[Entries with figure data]

▬▬▬▬▬▬

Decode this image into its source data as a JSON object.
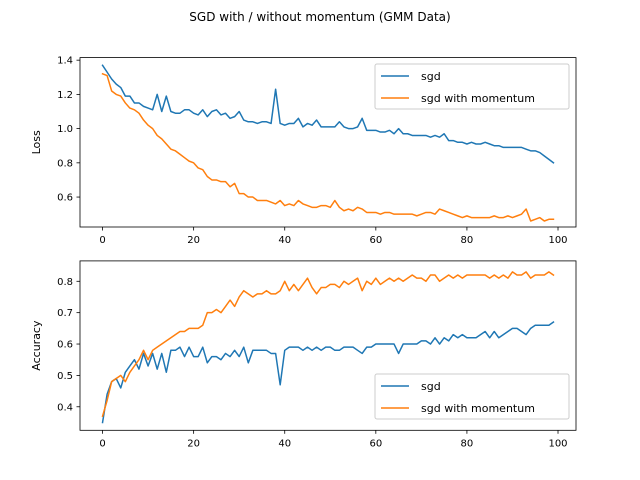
{
  "chart_data": [
    {
      "type": "line",
      "title": "SGD with / without momentum (GMM Data)",
      "xlabel": "",
      "ylabel": "Loss",
      "xlim": [
        -4.95,
        103.95
      ],
      "ylim": [
        0.425,
        1.415
      ],
      "xticks": [
        0,
        20,
        40,
        60,
        80,
        100
      ],
      "yticks": [
        0.6,
        0.8,
        1.0,
        1.2,
        1.4
      ],
      "ytick_labels": [
        "0.6",
        "0.8",
        "1.0",
        "1.2",
        "1.4"
      ],
      "legend_loc": "upper right",
      "series": [
        {
          "name": "sgd",
          "color": "#1f77b4",
          "x": [
            0,
            1,
            2,
            3,
            4,
            5,
            6,
            7,
            8,
            9,
            10,
            11,
            12,
            13,
            14,
            15,
            16,
            17,
            18,
            19,
            20,
            21,
            22,
            23,
            24,
            25,
            26,
            27,
            28,
            29,
            30,
            31,
            32,
            33,
            34,
            35,
            36,
            37,
            38,
            39,
            40,
            41,
            42,
            43,
            44,
            45,
            46,
            47,
            48,
            49,
            50,
            51,
            52,
            53,
            54,
            55,
            56,
            57,
            58,
            59,
            60,
            61,
            62,
            63,
            64,
            65,
            66,
            67,
            68,
            69,
            70,
            71,
            72,
            73,
            74,
            75,
            76,
            77,
            78,
            79,
            80,
            81,
            82,
            83,
            84,
            85,
            86,
            87,
            88,
            89,
            90,
            91,
            92,
            93,
            94,
            95,
            96,
            97,
            98,
            99
          ],
          "values": [
            1.37,
            1.33,
            1.29,
            1.26,
            1.24,
            1.19,
            1.19,
            1.15,
            1.15,
            1.13,
            1.12,
            1.11,
            1.2,
            1.1,
            1.19,
            1.1,
            1.09,
            1.09,
            1.11,
            1.11,
            1.09,
            1.08,
            1.11,
            1.07,
            1.1,
            1.11,
            1.08,
            1.09,
            1.06,
            1.07,
            1.1,
            1.05,
            1.04,
            1.04,
            1.03,
            1.04,
            1.04,
            1.03,
            1.23,
            1.03,
            1.02,
            1.03,
            1.03,
            1.06,
            1.01,
            1.03,
            1.02,
            1.05,
            1.01,
            1.01,
            1.01,
            1.01,
            1.04,
            1.01,
            1.0,
            1.0,
            1.01,
            1.06,
            0.99,
            0.99,
            0.99,
            0.98,
            0.98,
            0.99,
            0.97,
            1.0,
            0.97,
            0.97,
            0.96,
            0.96,
            0.96,
            0.96,
            0.95,
            0.96,
            0.95,
            0.97,
            0.93,
            0.93,
            0.92,
            0.92,
            0.91,
            0.92,
            0.91,
            0.91,
            0.92,
            0.91,
            0.9,
            0.9,
            0.89,
            0.89,
            0.89,
            0.89,
            0.89,
            0.88,
            0.87,
            0.87,
            0.86,
            0.84,
            0.82,
            0.8
          ]
        },
        {
          "name": "sgd with momentum",
          "color": "#ff7f0e",
          "x": [
            0,
            1,
            2,
            3,
            4,
            5,
            6,
            7,
            8,
            9,
            10,
            11,
            12,
            13,
            14,
            15,
            16,
            17,
            18,
            19,
            20,
            21,
            22,
            23,
            24,
            25,
            26,
            27,
            28,
            29,
            30,
            31,
            32,
            33,
            34,
            35,
            36,
            37,
            38,
            39,
            40,
            41,
            42,
            43,
            44,
            45,
            46,
            47,
            48,
            49,
            50,
            51,
            52,
            53,
            54,
            55,
            56,
            57,
            58,
            59,
            60,
            61,
            62,
            63,
            64,
            65,
            66,
            67,
            68,
            69,
            70,
            71,
            72,
            73,
            74,
            75,
            76,
            77,
            78,
            79,
            80,
            81,
            82,
            83,
            84,
            85,
            86,
            87,
            88,
            89,
            90,
            91,
            92,
            93,
            94,
            95,
            96,
            97,
            98,
            99
          ],
          "values": [
            1.32,
            1.31,
            1.22,
            1.2,
            1.19,
            1.15,
            1.12,
            1.11,
            1.09,
            1.05,
            1.02,
            1.0,
            0.96,
            0.94,
            0.91,
            0.88,
            0.87,
            0.85,
            0.83,
            0.81,
            0.8,
            0.77,
            0.76,
            0.72,
            0.7,
            0.7,
            0.69,
            0.69,
            0.66,
            0.68,
            0.62,
            0.62,
            0.6,
            0.6,
            0.58,
            0.58,
            0.58,
            0.57,
            0.56,
            0.58,
            0.55,
            0.56,
            0.55,
            0.58,
            0.56,
            0.55,
            0.54,
            0.54,
            0.55,
            0.55,
            0.54,
            0.58,
            0.54,
            0.52,
            0.53,
            0.52,
            0.54,
            0.53,
            0.51,
            0.51,
            0.51,
            0.5,
            0.51,
            0.51,
            0.5,
            0.5,
            0.5,
            0.5,
            0.5,
            0.49,
            0.5,
            0.51,
            0.51,
            0.5,
            0.53,
            0.52,
            0.51,
            0.5,
            0.49,
            0.48,
            0.49,
            0.48,
            0.48,
            0.48,
            0.48,
            0.48,
            0.49,
            0.48,
            0.48,
            0.49,
            0.48,
            0.49,
            0.5,
            0.53,
            0.46,
            0.47,
            0.48,
            0.46,
            0.47,
            0.47
          ]
        }
      ]
    },
    {
      "type": "line",
      "title": "",
      "xlabel": "",
      "ylabel": "Accuracy",
      "xlim": [
        -4.95,
        103.95
      ],
      "ylim": [
        0.325,
        0.865
      ],
      "xticks": [
        0,
        20,
        40,
        60,
        80,
        100
      ],
      "yticks": [
        0.4,
        0.5,
        0.6,
        0.7,
        0.8
      ],
      "ytick_labels": [
        "0.4",
        "0.5",
        "0.6",
        "0.7",
        "0.8"
      ],
      "legend_loc": "lower right",
      "series": [
        {
          "name": "sgd",
          "color": "#1f77b4",
          "x": [
            0,
            1,
            2,
            3,
            4,
            5,
            6,
            7,
            8,
            9,
            10,
            11,
            12,
            13,
            14,
            15,
            16,
            17,
            18,
            19,
            20,
            21,
            22,
            23,
            24,
            25,
            26,
            27,
            28,
            29,
            30,
            31,
            32,
            33,
            34,
            35,
            36,
            37,
            38,
            39,
            40,
            41,
            42,
            43,
            44,
            45,
            46,
            47,
            48,
            49,
            50,
            51,
            52,
            53,
            54,
            55,
            56,
            57,
            58,
            59,
            60,
            61,
            62,
            63,
            64,
            65,
            66,
            67,
            68,
            69,
            70,
            71,
            72,
            73,
            74,
            75,
            76,
            77,
            78,
            79,
            80,
            81,
            82,
            83,
            84,
            85,
            86,
            87,
            88,
            89,
            90,
            91,
            92,
            93,
            94,
            95,
            96,
            97,
            98,
            99
          ],
          "values": [
            0.35,
            0.44,
            0.48,
            0.49,
            0.46,
            0.51,
            0.53,
            0.55,
            0.52,
            0.57,
            0.53,
            0.57,
            0.52,
            0.57,
            0.51,
            0.58,
            0.58,
            0.59,
            0.56,
            0.59,
            0.56,
            0.56,
            0.59,
            0.54,
            0.56,
            0.56,
            0.55,
            0.57,
            0.56,
            0.58,
            0.56,
            0.59,
            0.54,
            0.58,
            0.58,
            0.58,
            0.58,
            0.57,
            0.57,
            0.47,
            0.58,
            0.59,
            0.59,
            0.59,
            0.58,
            0.59,
            0.58,
            0.59,
            0.58,
            0.59,
            0.59,
            0.58,
            0.58,
            0.59,
            0.59,
            0.59,
            0.58,
            0.57,
            0.59,
            0.59,
            0.6,
            0.6,
            0.6,
            0.6,
            0.6,
            0.57,
            0.6,
            0.6,
            0.6,
            0.6,
            0.61,
            0.61,
            0.6,
            0.62,
            0.6,
            0.62,
            0.61,
            0.63,
            0.62,
            0.63,
            0.62,
            0.62,
            0.62,
            0.63,
            0.64,
            0.62,
            0.64,
            0.62,
            0.63,
            0.64,
            0.65,
            0.65,
            0.64,
            0.63,
            0.65,
            0.66,
            0.66,
            0.66,
            0.66,
            0.67
          ]
        },
        {
          "name": "sgd with momentum",
          "color": "#ff7f0e",
          "x": [
            0,
            1,
            2,
            3,
            4,
            5,
            6,
            7,
            8,
            9,
            10,
            11,
            12,
            13,
            14,
            15,
            16,
            17,
            18,
            19,
            20,
            21,
            22,
            23,
            24,
            25,
            26,
            27,
            28,
            29,
            30,
            31,
            32,
            33,
            34,
            35,
            36,
            37,
            38,
            39,
            40,
            41,
            42,
            43,
            44,
            45,
            46,
            47,
            48,
            49,
            50,
            51,
            52,
            53,
            54,
            55,
            56,
            57,
            58,
            59,
            60,
            61,
            62,
            63,
            64,
            65,
            66,
            67,
            68,
            69,
            70,
            71,
            72,
            73,
            74,
            75,
            76,
            77,
            78,
            79,
            80,
            81,
            82,
            83,
            84,
            85,
            86,
            87,
            88,
            89,
            90,
            91,
            92,
            93,
            94,
            95,
            96,
            97,
            98,
            99
          ],
          "values": [
            0.37,
            0.42,
            0.48,
            0.49,
            0.5,
            0.48,
            0.51,
            0.53,
            0.55,
            0.58,
            0.55,
            0.58,
            0.59,
            0.6,
            0.61,
            0.62,
            0.63,
            0.64,
            0.64,
            0.65,
            0.65,
            0.65,
            0.66,
            0.7,
            0.7,
            0.71,
            0.7,
            0.72,
            0.74,
            0.72,
            0.75,
            0.77,
            0.76,
            0.75,
            0.76,
            0.76,
            0.77,
            0.76,
            0.76,
            0.77,
            0.8,
            0.77,
            0.79,
            0.77,
            0.79,
            0.81,
            0.78,
            0.76,
            0.78,
            0.78,
            0.79,
            0.79,
            0.78,
            0.8,
            0.79,
            0.8,
            0.81,
            0.77,
            0.8,
            0.79,
            0.81,
            0.79,
            0.8,
            0.81,
            0.8,
            0.81,
            0.8,
            0.81,
            0.82,
            0.81,
            0.81,
            0.8,
            0.82,
            0.82,
            0.8,
            0.81,
            0.82,
            0.81,
            0.82,
            0.81,
            0.82,
            0.82,
            0.82,
            0.82,
            0.82,
            0.81,
            0.82,
            0.81,
            0.82,
            0.81,
            0.83,
            0.82,
            0.82,
            0.83,
            0.81,
            0.82,
            0.82,
            0.82,
            0.83,
            0.82
          ]
        }
      ]
    }
  ]
}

▬▬▬▬▬▬

__Requirement__
Collect, from the material above, every line containing the word "right".

__Task result__
      "legend_loc": "upper right",
      "legend_loc": "lower right",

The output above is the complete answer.